[Stored dataset items]
↓
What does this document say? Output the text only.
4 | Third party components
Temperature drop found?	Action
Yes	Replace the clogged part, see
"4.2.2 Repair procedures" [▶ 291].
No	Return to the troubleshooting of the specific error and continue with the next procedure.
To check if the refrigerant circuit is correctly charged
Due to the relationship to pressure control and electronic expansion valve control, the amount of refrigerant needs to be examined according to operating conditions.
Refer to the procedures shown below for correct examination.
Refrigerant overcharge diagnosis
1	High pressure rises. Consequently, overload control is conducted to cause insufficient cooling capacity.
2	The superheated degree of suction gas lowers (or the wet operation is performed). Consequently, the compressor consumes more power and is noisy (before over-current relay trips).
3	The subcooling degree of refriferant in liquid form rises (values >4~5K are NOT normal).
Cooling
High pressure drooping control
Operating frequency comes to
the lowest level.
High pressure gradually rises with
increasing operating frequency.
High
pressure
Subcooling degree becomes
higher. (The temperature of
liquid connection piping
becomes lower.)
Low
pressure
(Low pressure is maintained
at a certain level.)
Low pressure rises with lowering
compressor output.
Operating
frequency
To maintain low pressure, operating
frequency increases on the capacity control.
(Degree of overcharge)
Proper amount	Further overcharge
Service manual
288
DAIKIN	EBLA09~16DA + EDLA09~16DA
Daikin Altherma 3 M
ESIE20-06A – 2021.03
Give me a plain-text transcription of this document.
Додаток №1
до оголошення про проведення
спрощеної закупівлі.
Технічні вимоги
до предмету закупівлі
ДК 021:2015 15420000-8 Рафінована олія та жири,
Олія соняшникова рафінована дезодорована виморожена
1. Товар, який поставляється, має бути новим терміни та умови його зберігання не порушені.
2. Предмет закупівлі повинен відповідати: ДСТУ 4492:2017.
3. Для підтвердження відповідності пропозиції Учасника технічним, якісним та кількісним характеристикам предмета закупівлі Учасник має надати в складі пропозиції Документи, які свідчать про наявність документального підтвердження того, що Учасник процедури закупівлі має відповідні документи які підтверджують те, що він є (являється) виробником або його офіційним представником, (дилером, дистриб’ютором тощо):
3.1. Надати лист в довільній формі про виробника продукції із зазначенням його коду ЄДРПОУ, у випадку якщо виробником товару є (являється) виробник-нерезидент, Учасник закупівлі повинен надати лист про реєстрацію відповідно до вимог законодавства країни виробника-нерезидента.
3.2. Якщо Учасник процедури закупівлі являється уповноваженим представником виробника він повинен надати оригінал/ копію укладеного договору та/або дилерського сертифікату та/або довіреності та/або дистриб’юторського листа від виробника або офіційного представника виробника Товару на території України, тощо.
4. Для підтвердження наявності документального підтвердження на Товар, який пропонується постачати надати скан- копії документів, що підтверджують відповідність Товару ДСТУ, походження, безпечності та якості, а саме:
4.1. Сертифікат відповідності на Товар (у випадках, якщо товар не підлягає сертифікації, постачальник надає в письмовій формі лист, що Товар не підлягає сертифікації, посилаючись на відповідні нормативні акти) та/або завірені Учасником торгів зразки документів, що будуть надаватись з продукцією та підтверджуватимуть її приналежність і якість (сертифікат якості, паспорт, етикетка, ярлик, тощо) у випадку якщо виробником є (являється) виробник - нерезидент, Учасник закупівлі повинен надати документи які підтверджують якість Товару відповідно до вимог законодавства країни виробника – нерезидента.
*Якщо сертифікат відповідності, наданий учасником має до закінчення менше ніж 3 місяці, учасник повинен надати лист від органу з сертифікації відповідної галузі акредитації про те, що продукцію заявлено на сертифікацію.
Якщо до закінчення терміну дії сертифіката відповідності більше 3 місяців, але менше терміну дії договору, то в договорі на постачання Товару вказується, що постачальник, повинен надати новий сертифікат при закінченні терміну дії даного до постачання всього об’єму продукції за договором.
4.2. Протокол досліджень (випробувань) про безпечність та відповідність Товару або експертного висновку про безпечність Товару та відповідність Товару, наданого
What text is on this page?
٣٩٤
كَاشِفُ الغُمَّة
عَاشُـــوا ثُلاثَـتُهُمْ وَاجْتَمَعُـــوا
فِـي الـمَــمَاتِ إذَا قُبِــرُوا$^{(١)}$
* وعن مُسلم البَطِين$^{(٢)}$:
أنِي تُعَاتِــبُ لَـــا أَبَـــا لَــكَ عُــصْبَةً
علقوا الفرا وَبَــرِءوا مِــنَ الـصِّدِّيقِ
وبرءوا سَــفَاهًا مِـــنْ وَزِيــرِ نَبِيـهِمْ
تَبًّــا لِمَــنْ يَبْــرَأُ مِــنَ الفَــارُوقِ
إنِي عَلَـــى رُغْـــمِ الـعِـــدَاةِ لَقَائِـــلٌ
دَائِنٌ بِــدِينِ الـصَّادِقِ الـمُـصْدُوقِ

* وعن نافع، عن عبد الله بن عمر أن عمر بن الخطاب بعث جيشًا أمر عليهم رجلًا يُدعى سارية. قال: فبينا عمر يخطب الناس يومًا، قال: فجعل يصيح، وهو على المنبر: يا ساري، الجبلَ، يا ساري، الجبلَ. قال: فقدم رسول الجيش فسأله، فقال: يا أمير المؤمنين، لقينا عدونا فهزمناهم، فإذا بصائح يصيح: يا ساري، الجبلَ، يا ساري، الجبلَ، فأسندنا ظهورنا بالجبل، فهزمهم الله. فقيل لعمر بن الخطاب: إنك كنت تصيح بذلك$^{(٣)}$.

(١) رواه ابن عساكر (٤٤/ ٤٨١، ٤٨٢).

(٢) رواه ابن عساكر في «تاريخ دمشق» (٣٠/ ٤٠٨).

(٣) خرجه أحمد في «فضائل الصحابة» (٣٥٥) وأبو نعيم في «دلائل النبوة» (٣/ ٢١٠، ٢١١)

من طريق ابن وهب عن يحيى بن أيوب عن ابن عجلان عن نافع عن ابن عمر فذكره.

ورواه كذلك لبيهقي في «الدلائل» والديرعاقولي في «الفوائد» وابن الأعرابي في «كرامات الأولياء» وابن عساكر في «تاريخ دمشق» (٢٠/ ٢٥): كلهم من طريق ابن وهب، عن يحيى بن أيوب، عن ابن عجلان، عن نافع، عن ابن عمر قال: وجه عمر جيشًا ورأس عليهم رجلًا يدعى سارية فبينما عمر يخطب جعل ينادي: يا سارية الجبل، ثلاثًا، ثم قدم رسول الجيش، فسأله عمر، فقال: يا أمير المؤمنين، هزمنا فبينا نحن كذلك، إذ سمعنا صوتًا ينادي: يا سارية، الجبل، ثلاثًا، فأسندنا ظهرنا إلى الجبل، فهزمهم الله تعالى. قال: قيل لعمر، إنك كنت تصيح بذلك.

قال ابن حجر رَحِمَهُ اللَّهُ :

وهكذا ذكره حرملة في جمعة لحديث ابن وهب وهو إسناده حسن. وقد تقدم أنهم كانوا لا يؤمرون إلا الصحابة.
↑
Each record above should be returned exactly as it appears.

RESULT –
What does this document say? Output the text only.
4 | Third party components
Temperature drop found?	Action
Yes	Replace the clogged part, see
"4.2.2 Repair procedures" [▶ 291].
No	Return to the troubleshooting of the specific error and continue with the next procedure.
To check if the refrigerant circuit is correctly charged
Due to the relationship to pressure control and electronic expansion valve control, the amount of refrigerant needs to be examined according to operating conditions.
Refer to the procedures shown below for correct examination.
Refrigerant overcharge diagnosis
1	High pressure rises. Consequently, overload control is conducted to cause insufficient cooling capacity.
2	The superheated degree of suction gas lowers (or the wet operation is performed). Consequently, the compressor consumes more power and is noisy (before over-current relay trips).
3	The subcooling degree of refriferant in liquid form rises (values >4~5K are NOT normal).
Cooling
High pressure drooping control
Operating frequency comes to
the lowest level.
High pressure gradually rises with
increasing operating frequency.
High
pressure
Subcooling degree becomes
higher. (The temperature of
liquid connection piping
becomes lower.)
Low
pressure
(Low pressure is maintained
at a certain level.)
Low pressure rises with lowering
compressor output.
Operating
frequency
To maintain low pressure, operating
frequency increases on the capacity control.
(Degree of overcharge)
Proper amount	Further overcharge
Service manual
288
DAIKIN	EBLA09~16DA + EDLA09~16DA
Daikin Altherma 3 M
ESIE20-06A – 2021.03
Give me a plain-text transcription of this document.
Додаток №1
до оголошення про проведення
спрощеної закупівлі.
Технічні вимоги
до предмету закупівлі
ДК 021:2015 15420000-8 Рафінована олія та жири,
Олія соняшникова рафінована дезодорована виморожена
1. Товар, який поставляється, має бути новим терміни та умови його зберігання не порушені.
2. Предмет закупівлі повинен відповідати: ДСТУ 4492:2017.
3. Для підтвердження відповідності пропозиції Учасника технічним, якісним та кількісним характеристикам предмета закупівлі Учасник має надати в складі пропозиції Документи, які свідчать про наявність документального підтвердження того, що Учасник процедури закупівлі має відповідні документи які підтверджують те, що він є (являється) виробником або його офіційним представником, (дилером, дистриб’ютором тощо):
3.1. Надати лист в довільній формі про виробника продукції із зазначенням його коду ЄДРПОУ, у випадку якщо виробником товару є (являється) виробник-нерезидент, Учасник закупівлі повинен надати лист про реєстрацію відповідно до вимог законодавства країни виробника-нерезидента.
3.2. Якщо Учасник процедури закупівлі являється уповноваженим представником виробника він повинен надати оригінал/ копію укладеного договору та/або дилерського сертифікату та/або довіреності та/або дистриб’юторського листа від виробника або офіційного представника виробника Товару на території України, тощо.
4. Для підтвердження наявності документального підтвердження на Товар, який пропонується постачати надати скан- копії документів, що підтверджують відповідність Товару ДСТУ, походження, безпечності та якості, а саме:
4.1. Сертифікат відповідності на Товар (у випадках, якщо товар не підлягає сертифікації, постачальник надає в письмовій формі лист, що Товар не підлягає сертифікації, посилаючись на відповідні нормативні акти) та/або завірені Учасником торгів зразки документів, що будуть надаватись з продукцією та підтверджуватимуть її приналежність і якість (сертифікат якості, паспорт, етикетка, ярлик, тощо) у випадку якщо виробником є (являється) виробник - нерезидент, Учасник закупівлі повинен надати документи які підтверджують якість Товару відповідно до вимог законодавства країни виробника – нерезидента.
*Якщо сертифікат відповідності, наданий учасником має до закінчення менше ніж 3 місяці, учасник повинен надати лист від органу з сертифікації відповідної галузі акредитації про те, що продукцію заявлено на сертифікацію.
Якщо до закінчення терміну дії сертифіката відповідності більше 3 місяців, але менше терміну дії договору, то в договорі на постачання Товару вказується, що постачальник, повинен надати новий сертифікат при закінченні терміну дії даного до постачання всього об’єму продукції за договором.
4.2. Протокол досліджень (випробувань) про безпечність та відповідність Товару або експертного висновку про безпечність Товару та відповідність Товару, наданого
What text is on this page?
٣٩٤
كَاشِفُ الغُمَّة
عَاشُـــوا ثُلاثَـتُهُمْ وَاجْتَمَعُـــوا
فِـي الـمَــمَاتِ إذَا قُبِــرُوا$^{(١)}$
* وعن مُسلم البَطِين$^{(٢)}$:
أنِي تُعَاتِــبُ لَـــا أَبَـــا لَــكَ عُــصْبَةً
علقوا الفرا وَبَــرِءوا مِــنَ الـصِّدِّيقِ
وبرءوا سَــفَاهًا مِـــنْ وَزِيــرِ نَبِيـهِمْ
تَبًّــا لِمَــنْ يَبْــرَأُ مِــنَ الفَــارُوقِ
إنِي عَلَـــى رُغْـــمِ الـعِـــدَاةِ لَقَائِـــلٌ
دَائِنٌ بِــدِينِ الـصَّادِقِ الـمُـصْدُوقِ

* وعن نافع، عن عبد الله بن عمر أن عمر بن الخطاب بعث جيشًا أمر عليهم رجلًا يُدعى سارية. قال: فبينا عمر يخطب الناس يومًا، قال: فجعل يصيح، وهو على المنبر: يا ساري، الجبلَ، يا ساري، الجبلَ. قال: فقدم رسول الجيش فسأله، فقال: يا أمير المؤمنين، لقينا عدونا فهزمناهم، فإذا بصائح يصيح: يا ساري، الجبلَ، يا ساري، الجبلَ، فأسندنا ظهورنا بالجبل، فهزمهم الله. فقيل لعمر بن الخطاب: إنك كنت تصيح بذلك$^{(٣)}$.

(١) رواه ابن عساكر (٤٤/ ٤٨١، ٤٨٢).

(٢) رواه ابن عساكر في «تاريخ دمشق» (٣٠/ ٤٠٨).

(٣) خرجه أحمد في «فضائل الصحابة» (٣٥٥) وأبو نعيم في «دلائل النبوة» (٣/ ٢١٠، ٢١١)

من طريق ابن وهب عن يحيى بن أيوب عن ابن عجلان عن نافع عن ابن عمر فذكره.

ورواه كذلك لبيهقي في «الدلائل» والديرعاقولي في «الفوائد» وابن الأعرابي في «كرامات الأولياء» وابن عساكر في «تاريخ دمشق» (٢٠/ ٢٥): كلهم من طريق ابن وهب، عن يحيى بن أيوب، عن ابن عجلان، عن نافع، عن ابن عمر قال: وجه عمر جيشًا ورأس عليهم رجلًا يدعى سارية فبينما عمر يخطب جعل ينادي: يا سارية الجبل، ثلاثًا، ثم قدم رسول الجيش، فسأله عمر، فقال: يا أمير المؤمنين، هزمنا فبينا نحن كذلك، إذ سمعنا صوتًا ينادي: يا سارية، الجبل، ثلاثًا، فأسندنا ظهرنا إلى الجبل، فهزمهم الله تعالى. قال: قيل لعمر، إنك كنت تصيح بذلك.

قال ابن حجر رَحِمَهُ اللَّهُ :

وهكذا ذكره حرملة في جمعة لحديث ابن وهب وهو إسناده حسن. وقد تقدم أنهم كانوا لا يؤمرون إلا الصحابة.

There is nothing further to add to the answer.